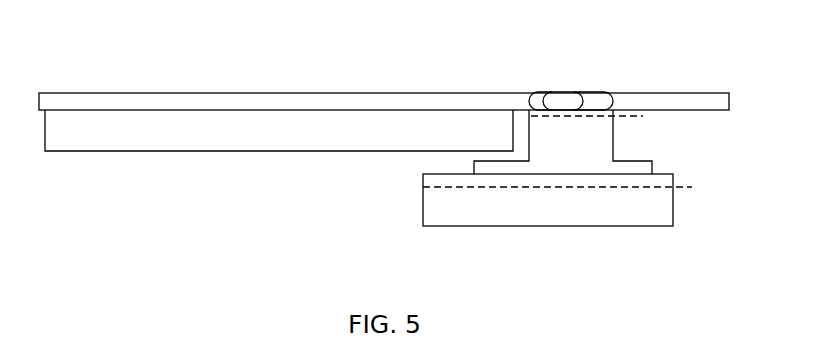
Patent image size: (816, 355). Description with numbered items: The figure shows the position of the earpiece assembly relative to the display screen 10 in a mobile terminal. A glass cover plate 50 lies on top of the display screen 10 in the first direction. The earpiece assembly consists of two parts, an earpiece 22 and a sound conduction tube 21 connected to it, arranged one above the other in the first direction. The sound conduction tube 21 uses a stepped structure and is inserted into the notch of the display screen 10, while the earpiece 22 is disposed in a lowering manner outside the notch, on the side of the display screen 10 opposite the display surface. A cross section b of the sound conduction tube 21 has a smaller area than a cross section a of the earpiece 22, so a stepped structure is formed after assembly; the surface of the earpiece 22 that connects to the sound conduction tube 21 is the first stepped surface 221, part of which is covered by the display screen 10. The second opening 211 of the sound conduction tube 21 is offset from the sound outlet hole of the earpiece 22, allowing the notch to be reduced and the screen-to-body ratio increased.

The glass cover plate 50 is at (233, 103).
The display screen 10 is at (417, 128).
The sound conduction tube 21 is at (582, 111).
The second opening 211 is at (545, 98).
The first stepped surface 221 is at (659, 173).
The earpiece 22 is at (633, 213).
The cross section a is at (565, 186).
The cross section b is at (596, 122).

*Given request*:
Can you format everything from the start of the records down to and including the line containing "The cross section a is at (565, 186)." as a numbered list, skipping blank lines and leaving out the pictures?

*Task solution*:
1. Patent image size: (816, 355). Description with numbered items: The figure shows the position of the earpiece assembly relative to the display screen 10 in a mobile terminal. A glass cover plate 50 lies on top of the display screen 10 in the first direction. The earpiece assembly consists of two parts, an earpiece 22 and a sound conduction tube 21 connected to it, arranged one above the other in the first direction. The sound conduction tube 21 uses a stepped structure and is inserted into the notch of the display screen 10, while the earpiece 22 is disposed in a lowering manner outside the notch, on the side of the display screen 10 opposite the display surface. A cross section b of the sound conduction tube 21 has a smaller area than a cross section a of the earpiece 22, so a stepped structure is formed after assembly; the surface of the earpiece 22 that connects to the sound conduction tube 21 is the first stepped surface 221, part of which is covered by the display screen 10. The second opening 211 of the sound conduction tube 21 is offset from the sound outlet hole of the earpiece 22, allowing the notch to be reduced and the screen-to-body ratio increased.
2. The glass cover plate 50 is at (233, 103).
3. The display screen 10 is at (417, 128).
4. The sound conduction tube 21 is at (582, 111).
5. The second opening 211 is at (545, 98).
6. The first stepped surface 221 is at (659, 173).
7. The earpiece 22 is at (633, 213).
8. The cross section a is at (565, 186).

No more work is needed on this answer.